Task 1 — Copy, character for character, the stretch of the pull request on installing onto an existing cluster from "PR: Installing onto" through "the existing cluster.".

##### Source #####

PR: Installing onto an existing cluster.

dkennetzoracle · dkennetzoracle · commit 8ef9598b4b20 · 2025-03-28T08:54:43.000-05:00
diff --git a/INSTALLING_ONTO_EXISTING_CLUSTER_README.md b/INSTALLING_ONTO_EXISTING_CLUSTER_README.md
@@ -6,6 +6,8 @@ This guide helps you install and use **OCI AI Blueprints** for the first time on
 2. Retrieve existing cluster OKE and VCN names from console.
 3. Deploy the **OCI AI Blueprints** application onto the existing cluster.
 4. Learn how to add existing nodes in the cluster to be used by blueprints.
+5. Deploy a sample recipe to that node.
+6. Test your deployment and undeploy
 
 ---
 
@@ -58,7 +60,118 @@ Some or all of these policies may be in place as required by OKE. Please review
 ## Step 4: Add Existing Nodes to Cluster (optional)

##### Data #####

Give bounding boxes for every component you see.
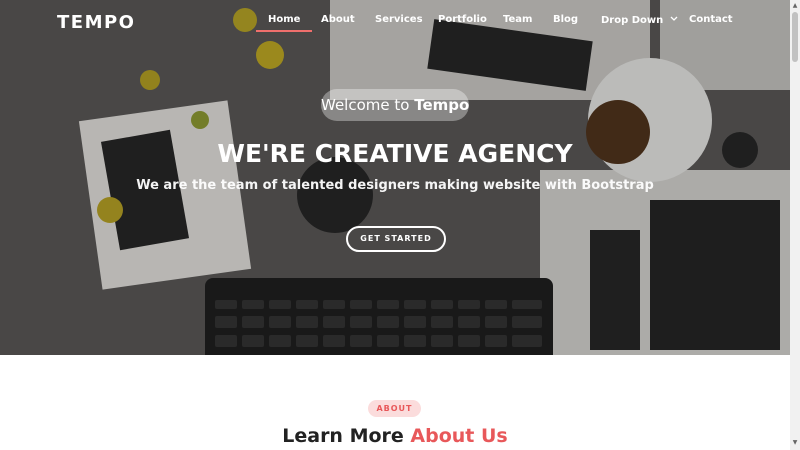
arrow-down-icon[interactable]: ▼: [791, 439, 799, 447]
nav-item-blog[interactable]: Blog: [553, 14, 578, 25]
nav-item-contact[interactable]: Contact: [689, 14, 733, 25]
nav-item-services[interactable]: Services: [375, 14, 423, 25]
hero-section: TEMPO Home About Services Portfolio Team…: [0, 0, 790, 355]
site-logo[interactable]: TEMPO: [57, 12, 135, 33]
nav-item-portfolio[interactable]: Portfolio: [438, 14, 487, 25]
about-badge: ABOUT: [368, 400, 421, 417]
nav-item-team[interactable]: Team: [503, 14, 532, 25]
welcome-prefix: Welcome to: [321, 96, 410, 114]
nav-item-dropdown-label: Drop Down: [601, 15, 664, 26]
page-scrollbar[interactable]: ▲ ▼: [790, 0, 800, 450]
about-title-prefix: Learn More: [282, 425, 404, 447]
chevron-down-icon: [670, 14, 678, 25]
welcome-pill: Welcome to Tempo: [321, 89, 469, 121]
about-title-accent: About Us: [410, 425, 508, 447]
hero-subline: We are the team of talented designers ma…: [136, 178, 654, 193]
hero-headline: WE'RE CREATIVE AGENCY: [217, 139, 573, 168]
about-title: Learn More About Us: [0, 425, 790, 447]
scrollbar-thumb[interactable]: [792, 12, 798, 62]
nav-item-home[interactable]: Home: [255, 14, 314, 32]
nav-item-about[interactable]: About: [321, 14, 355, 25]
nav-item-dropdown[interactable]: Drop Down: [601, 14, 678, 26]
arrow-up-icon[interactable]: ▲: [791, 2, 799, 10]
welcome-brand: Tempo: [414, 96, 470, 114]
get-started-button[interactable]: GET STARTED: [346, 226, 446, 252]
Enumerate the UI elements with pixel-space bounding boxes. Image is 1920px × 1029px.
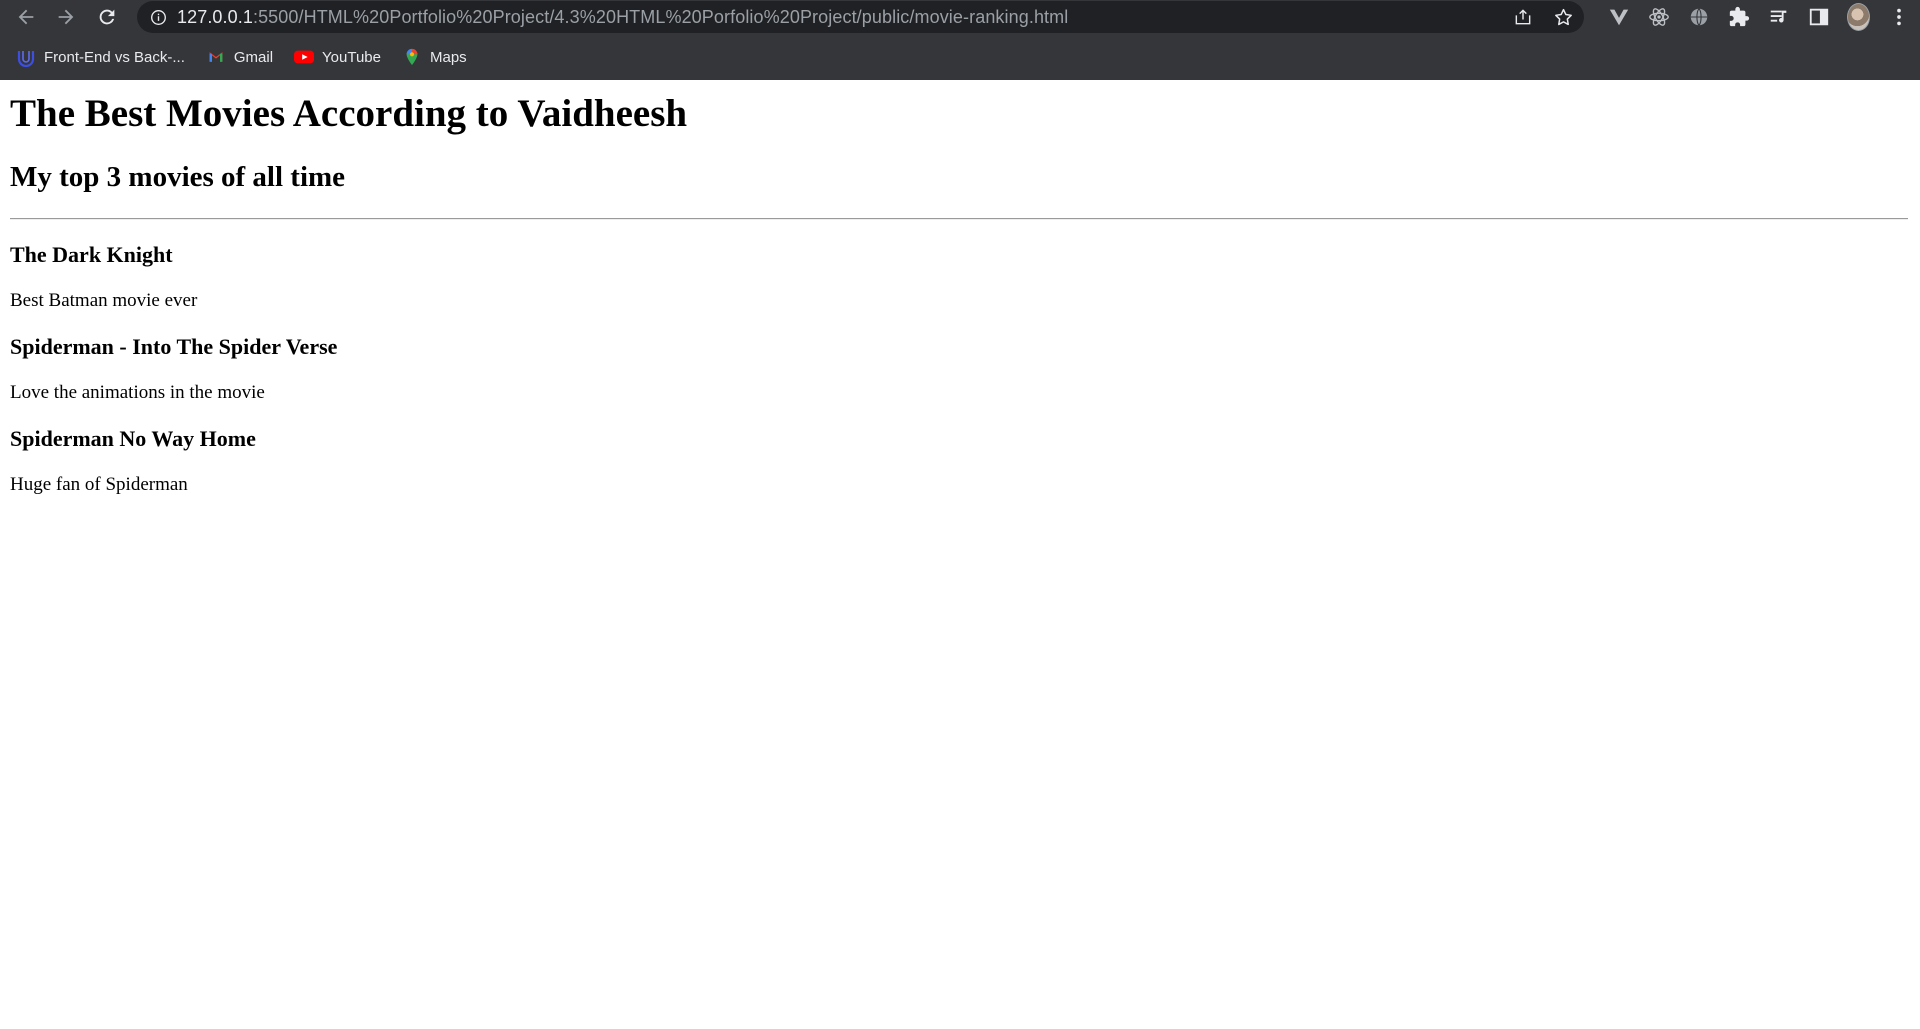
url-host: 127.0.0.1: [177, 6, 253, 27]
vue-devtools-icon[interactable]: [1607, 6, 1630, 29]
bookmark-label: YouTube: [322, 48, 381, 66]
movie-title: Spiderman No Way Home: [10, 426, 256, 451]
movie-comment: Best Batman movie ever: [10, 290, 198, 311]
url-text[interactable]: 127.0.0.1:5500/HTML%20Portfolio%20Projec…: [177, 7, 1068, 28]
bookmark-label: Front-End vs Back-...: [44, 48, 185, 66]
reload-icon: [99, 9, 115, 25]
page-subtitle: My top 3 movies of all time: [10, 161, 346, 193]
browser-chrome: 127.0.0.1:5500/HTML%20Portfolio%20Projec…: [0, 0, 1920, 80]
youtube-icon: [294, 47, 315, 67]
page-content: The Best Movies According to Vaidheesh M…: [0, 92, 1920, 496]
movie-comment: Huge fan of Spiderman: [10, 474, 188, 495]
profile-avatar[interactable]: [1847, 3, 1870, 31]
bookmark-front-end[interactable]: Front-End vs Back-...: [16, 47, 185, 67]
avatar: [1847, 3, 1870, 31]
bookmarks-bar: Front-End vs Back-... Gmail YouTube Maps: [0, 44, 488, 70]
front-end-icon: [16, 47, 36, 67]
globe-extension-icon[interactable]: [1687, 6, 1710, 29]
bookmark-youtube[interactable]: YouTube: [294, 47, 381, 67]
site-info-icon[interactable]: [149, 8, 167, 26]
extensions-puzzle-icon[interactable]: [1727, 6, 1750, 29]
maps-icon: [402, 47, 422, 67]
divider: [10, 218, 1908, 220]
url-path: :5500/HTML%20Portfolio%20Project/4.3%20H…: [252, 6, 1069, 27]
bookmark-label: Gmail: [233, 48, 274, 66]
movie-comment: Love the animations in the movie: [10, 382, 265, 403]
bookmark-maps[interactable]: Maps: [402, 47, 467, 67]
bookmark-label: Maps: [430, 48, 467, 66]
reload-button[interactable]: [93, 3, 121, 31]
address-bar[interactable]: 127.0.0.1:5500/HTML%20Portfolio%20Projec…: [137, 1, 1584, 33]
gmail-icon: [206, 47, 226, 67]
forward-arrow-icon: [58, 9, 74, 25]
browser-toolbar: 127.0.0.1:5500/HTML%20Portfolio%20Projec…: [0, 0, 1920, 34]
page-title: The Best Movies According to Vaidheesh: [10, 92, 688, 135]
back-button[interactable]: [12, 3, 40, 31]
bookmark-star-icon[interactable]: [1552, 6, 1574, 28]
side-panel-icon[interactable]: [1807, 6, 1830, 29]
share-icon[interactable]: [1512, 6, 1534, 28]
bookmark-gmail[interactable]: Gmail: [206, 47, 273, 67]
back-arrow-icon: [18, 9, 34, 25]
react-devtools-icon[interactable]: [1647, 6, 1670, 29]
forward-button[interactable]: [52, 3, 80, 31]
media-playlist-icon[interactable]: [1767, 6, 1790, 29]
movie-title: Spiderman - Into The Spider Verse: [10, 334, 338, 359]
movie-title: The Dark Knight: [10, 242, 173, 267]
browser-menu-icon[interactable]: [1887, 6, 1910, 29]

#####

Task 2 — Rewrite the stretch of rows from the row containing "arrow-down-icon[interactable]: ▼: [791, 439, 799, 447]" through the row containing "site-logo[interactable]: TEMPO: [57, 12, 135, 33]", including both, with "hero-section" replaced by "banner-section" and nothing else changed. Give only those rows.

Task solution 1 —
PR: Installing onto an existing cluster.

dkennetzoracle · dkennetzoracle · commit 8ef9598b4b20 · 2025-03-28T08:54:43.000-05:00
diff --git a/INSTALLING_ONTO_EXISTING_CLUSTER_README.md b/INSTALLING_ONTO_EXISTING_CLUSTER_README.md
@@ -6,6 +6,8 @@ This guide helps you install and use **OCI AI Blueprints** for the first time on
 2. Retrieve existing cluster OKE and VCN names from console.
 3. Deploy the **OCI AI Blueprints** application onto the existing cluster.

Task solution 2 —
arrow-down-icon[interactable]: ▼: [791, 439, 799, 447]
nav-item-blog[interactable]: Blog: [553, 14, 578, 25]
nav-item-contact[interactable]: Contact: [689, 14, 733, 25]
nav-item-services[interactable]: Services: [375, 14, 423, 25]
banner-section: TEMPO Home About Services Portfolio Team…: [0, 0, 790, 355]
site-logo[interactable]: TEMPO: [57, 12, 135, 33]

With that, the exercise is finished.